-- Start Exercise data --

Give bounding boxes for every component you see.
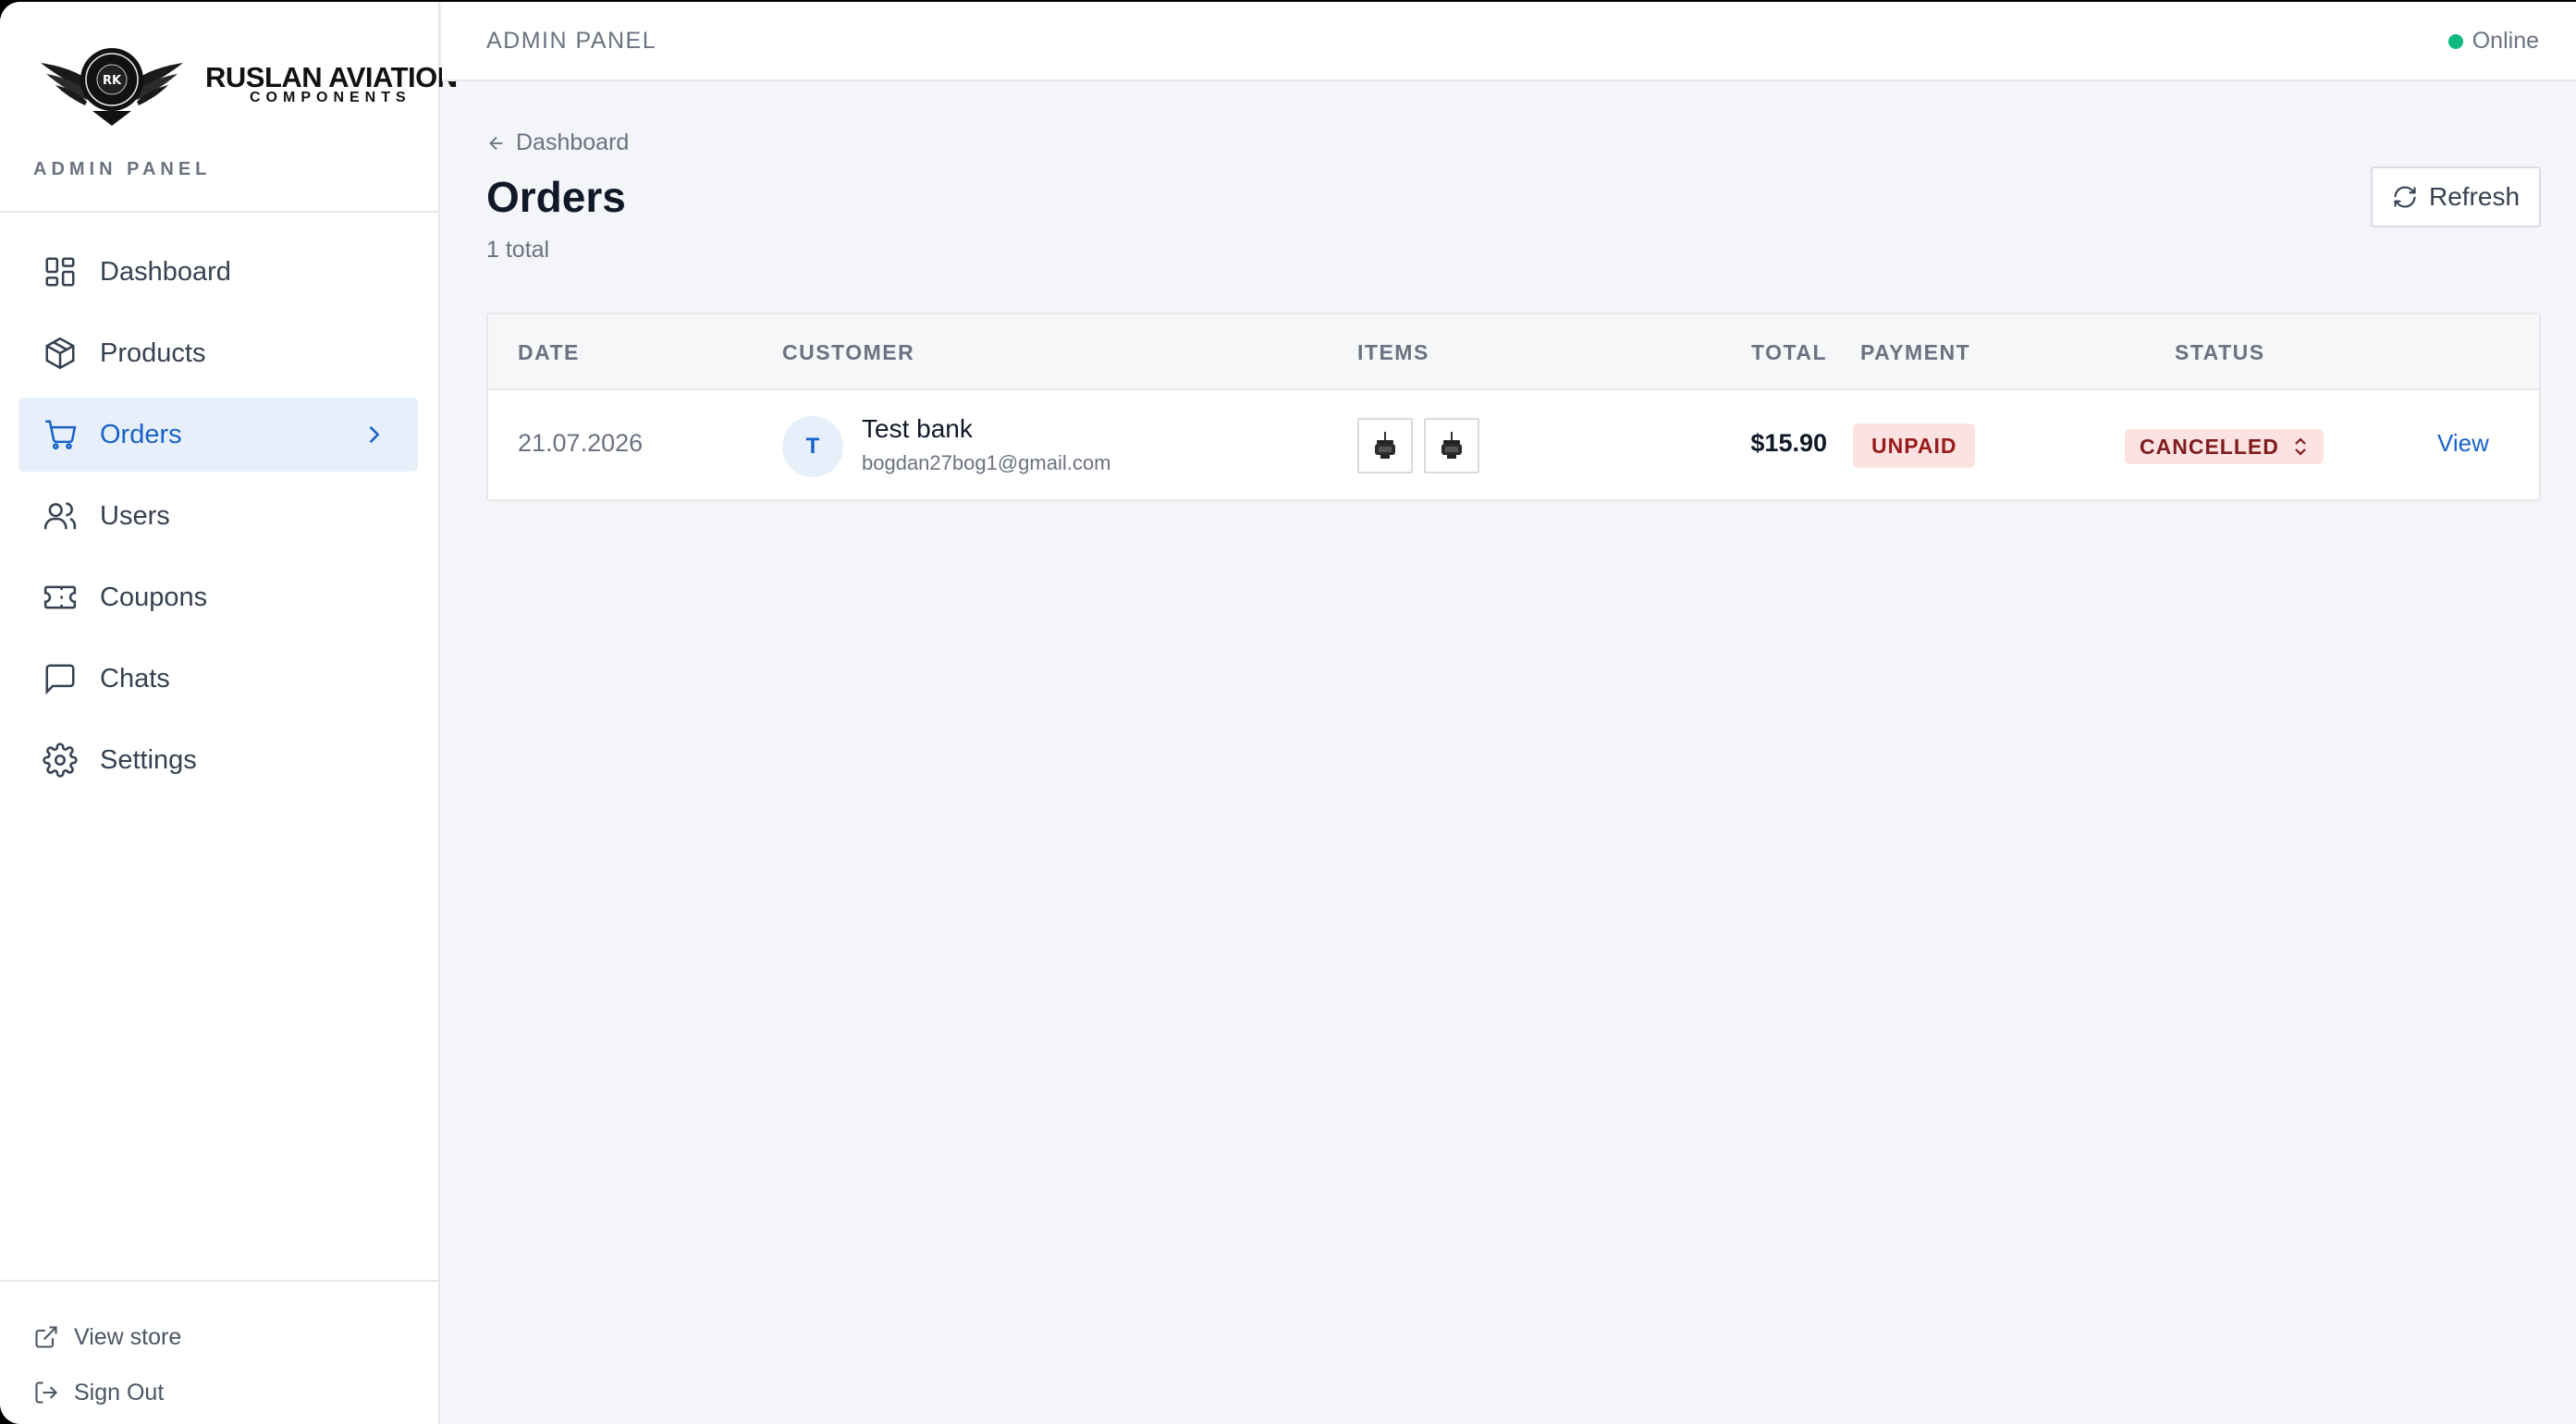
breadcrumb-label: Dashboard	[516, 129, 630, 155]
sidebar-item-chats[interactable]: Chats	[18, 642, 418, 716]
topbar-title: ADMIN PANEL	[486, 28, 657, 54]
sidebar-nav: Dashboard Products Orders Users Coupons	[18, 235, 418, 804]
sidebar-item-users[interactable]: Users	[18, 479, 418, 553]
table-header: DATE CUSTOMER ITEMS TOTAL PAYMENT STATUS	[488, 314, 2539, 390]
ticket-icon	[43, 585, 77, 609]
sidebar-item-dashboard[interactable]: Dashboard	[18, 235, 418, 309]
arrow-left-icon	[489, 136, 503, 150]
product-thumbnail[interactable]	[1357, 418, 1413, 473]
package-icon	[45, 337, 75, 370]
cart-icon	[45, 420, 77, 449]
order-total: $15.90	[1750, 429, 1827, 457]
view-store-label: View store	[74, 1323, 182, 1350]
sidebar-item-label: Chats	[100, 663, 170, 694]
sign-out-icon	[35, 1381, 57, 1404]
header-status: STATUS	[2175, 340, 2265, 364]
refresh-label: Refresh	[2428, 182, 2521, 211]
table-row[interactable]: 21.07.2026 T Test bank bogdan27bog1@gmai…	[488, 390, 2539, 501]
sidebar-item-label: Dashboard	[100, 256, 231, 287]
header-payment: PAYMENT	[1860, 340, 1971, 364]
sidebar-item-coupons[interactable]: Coupons	[18, 560, 418, 634]
sidebar-item-settings[interactable]: Settings	[18, 723, 418, 797]
header-items: ITEMS	[1357, 340, 1429, 364]
header-total: TOTAL	[1750, 340, 1827, 364]
orders-count: 1 total	[486, 237, 550, 263]
order-date: 21.07.2026	[518, 429, 644, 457]
engine-icon	[1441, 432, 1462, 459]
status-dot-icon	[2447, 33, 2463, 49]
brand-subtitle: COMPONENTS	[250, 90, 411, 105]
avatar: T	[782, 416, 843, 477]
brand-panel-label: ADMIN PANEL	[33, 159, 212, 179]
header-date: DATE	[518, 340, 580, 364]
view-store-link[interactable]: View store	[0, 1309, 440, 1365]
order-status-select[interactable]: CANCELLED	[2125, 429, 2324, 464]
order-status-value: CANCELLED	[2140, 434, 2279, 459]
gear-icon	[43, 743, 78, 778]
dashboard-icon	[45, 257, 75, 287]
sidebar-item-label: Settings	[100, 744, 197, 775]
sidebar-item-label: Orders	[100, 419, 182, 449]
sidebar-footer: View store Sign Out	[0, 1280, 440, 1420]
breadcrumb-back-link[interactable]: Dashboard	[486, 129, 629, 156]
product-thumbnail[interactable]	[1424, 418, 1479, 473]
brand-logo-icon: RK	[41, 48, 183, 126]
sidebar-item-orders[interactable]: Orders	[18, 398, 418, 472]
status-text: Online	[2472, 28, 2539, 54]
view-order-link[interactable]: View	[2437, 429, 2489, 458]
refresh-icon	[2394, 186, 2416, 208]
sidebar-item-products[interactable]: Products	[18, 316, 418, 390]
payment-status-badge: UNPAID	[1853, 424, 1976, 468]
customer-name: Test bank	[862, 414, 973, 443]
engine-icon	[1375, 432, 1395, 459]
users-icon	[43, 502, 77, 530]
sign-out-link[interactable]: Sign Out	[0, 1365, 440, 1420]
sidebar-item-label: Users	[100, 500, 170, 531]
sign-out-label: Sign Out	[74, 1379, 165, 1406]
admin-app: RK RUSLAN AVIATION COMPONENTS ADMIN PANE…	[0, 2, 2576, 1424]
chevron-up-down-icon	[2295, 437, 2306, 456]
svg-text:RK: RK	[103, 74, 122, 88]
refresh-button[interactable]: Refresh	[2371, 166, 2541, 227]
connection-status: Online	[2447, 28, 2539, 55]
external-link-icon	[35, 1326, 57, 1348]
sidebar-item-label: Coupons	[100, 582, 208, 612]
header-customer: CUSTOMER	[782, 340, 915, 364]
brand-header: RK RUSLAN AVIATION COMPONENTS ADMIN PANE…	[0, 2, 458, 213]
orders-table: DATE CUSTOMER ITEMS TOTAL PAYMENT STATUS…	[486, 313, 2541, 501]
page-title: Orders	[486, 173, 626, 221]
chevron-right-icon	[369, 425, 380, 444]
customer-email: bogdan27bog1@gmail.com	[862, 451, 1111, 474]
chat-icon	[45, 664, 75, 695]
top-bar: ADMIN PANEL Online	[442, 2, 2576, 81]
sidebar: RK RUSLAN AVIATION COMPONENTS ADMIN PANE…	[0, 2, 458, 1424]
sidebar-item-label: Products	[100, 338, 206, 368]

-- End Exercise data --

* To do:
Edit the data above by replacing "CANCELLED" with "COMPLETED" everywhere and changing nothing else. Leave the pictures out of your answer.

* Full answer:
Give bounding boxes for every component you see.
breadcrumb-label: Dashboard	[516, 129, 630, 155]
sidebar-item-chats[interactable]: Chats	[18, 642, 418, 716]
topbar-title: ADMIN PANEL	[486, 28, 657, 54]
sidebar-nav: Dashboard Products Orders Users Coupons	[18, 235, 418, 804]
sidebar-item-users[interactable]: Users	[18, 479, 418, 553]
table-header: DATE CUSTOMER ITEMS TOTAL PAYMENT STATUS	[488, 314, 2539, 390]
ticket-icon	[43, 585, 77, 609]
sidebar-item-dashboard[interactable]: Dashboard	[18, 235, 418, 309]
arrow-left-icon	[489, 136, 503, 150]
product-thumbnail[interactable]	[1357, 418, 1413, 473]
package-icon	[45, 337, 75, 370]
cart-icon	[45, 420, 77, 449]
order-total: $15.90	[1750, 429, 1827, 457]
view-store-label: View store	[74, 1323, 182, 1350]
sidebar-item-label: Chats	[100, 663, 170, 694]
sign-out-icon	[35, 1381, 57, 1404]
header-status: STATUS	[2175, 340, 2265, 364]
refresh-label: Refresh	[2428, 182, 2521, 211]
table-row[interactable]: 21.07.2026 T Test bank bogdan27bog1@gmai…	[488, 390, 2539, 501]
sidebar-item-label: Dashboard	[100, 256, 231, 287]
header-payment: PAYMENT	[1860, 340, 1971, 364]
sidebar-item-coupons[interactable]: Coupons	[18, 560, 418, 634]
sidebar-item-settings[interactable]: Settings	[18, 723, 418, 797]
header-items: ITEMS	[1357, 340, 1429, 364]
header-total: TOTAL	[1750, 340, 1827, 364]
orders-count: 1 total	[486, 237, 550, 263]
order-date: 21.07.2026	[518, 429, 644, 457]
engine-icon	[1441, 432, 1462, 459]
status-dot-icon	[2447, 33, 2463, 49]
brand-subtitle: COMPONENTS	[250, 90, 411, 105]
avatar: T	[782, 416, 843, 477]
brand-panel-label: ADMIN PANEL	[33, 159, 212, 179]
header-date: DATE	[518, 340, 580, 364]
view-store-link[interactable]: View store	[0, 1309, 440, 1365]
order-status-select[interactable]: COMPLETED	[2125, 429, 2324, 464]
order-status-value: COMPLETED	[2140, 434, 2279, 459]
gear-icon	[43, 743, 78, 778]
dashboard-icon	[45, 257, 75, 287]
sidebar-item-label: Settings	[100, 744, 197, 775]
sidebar-item-label: Orders	[100, 419, 182, 449]
sidebar-footer: View store Sign Out	[0, 1280, 440, 1420]
breadcrumb-back-link[interactable]: Dashboard	[486, 129, 629, 156]
product-thumbnail[interactable]	[1424, 418, 1479, 473]
brand-logo-icon: RK	[41, 48, 183, 126]
sidebar-item-orders[interactable]: Orders	[18, 398, 418, 472]
status-text: Online	[2472, 28, 2539, 54]
view-order-link[interactable]: View	[2437, 429, 2489, 458]
refresh-icon	[2394, 186, 2416, 208]
sidebar-item-products[interactable]: Products	[18, 316, 418, 390]
payment-status-badge: UNPAID	[1853, 424, 1976, 468]
customer-name: Test bank	[862, 414, 973, 443]
engine-icon	[1375, 432, 1395, 459]
users-icon	[43, 502, 77, 530]
sign-out-link[interactable]: Sign Out	[0, 1365, 440, 1420]
sidebar-item-label: Users	[100, 500, 170, 531]
sign-out-label: Sign Out	[74, 1379, 165, 1406]
admin-app: RK RUSLAN AVIATION COMPONENTS ADMIN PANE…	[0, 2, 2576, 1424]
chevron-up-down-icon	[2295, 437, 2306, 456]
svg-text:RK: RK	[103, 74, 122, 88]
refresh-button[interactable]: Refresh	[2371, 166, 2541, 227]
connection-status: Online	[2447, 28, 2539, 55]
external-link-icon	[35, 1326, 57, 1348]
sidebar-item-label: Coupons	[100, 582, 208, 612]
header-customer: CUSTOMER	[782, 340, 915, 364]
brand-header: RK RUSLAN AVIATION COMPONENTS ADMIN PANE…	[0, 2, 458, 213]
orders-table: DATE CUSTOMER ITEMS TOTAL PAYMENT STATUS…	[486, 313, 2541, 501]
page-title: Orders	[486, 173, 626, 221]
chevron-right-icon	[369, 425, 380, 444]
customer-email: bogdan27bog1@gmail.com	[862, 451, 1111, 474]
chat-icon	[45, 664, 75, 695]
top-bar: ADMIN PANEL Online	[442, 2, 2576, 81]
sidebar: RK RUSLAN AVIATION COMPONENTS ADMIN PANE…	[0, 2, 458, 1424]
sidebar-item-label: Products	[100, 338, 206, 368]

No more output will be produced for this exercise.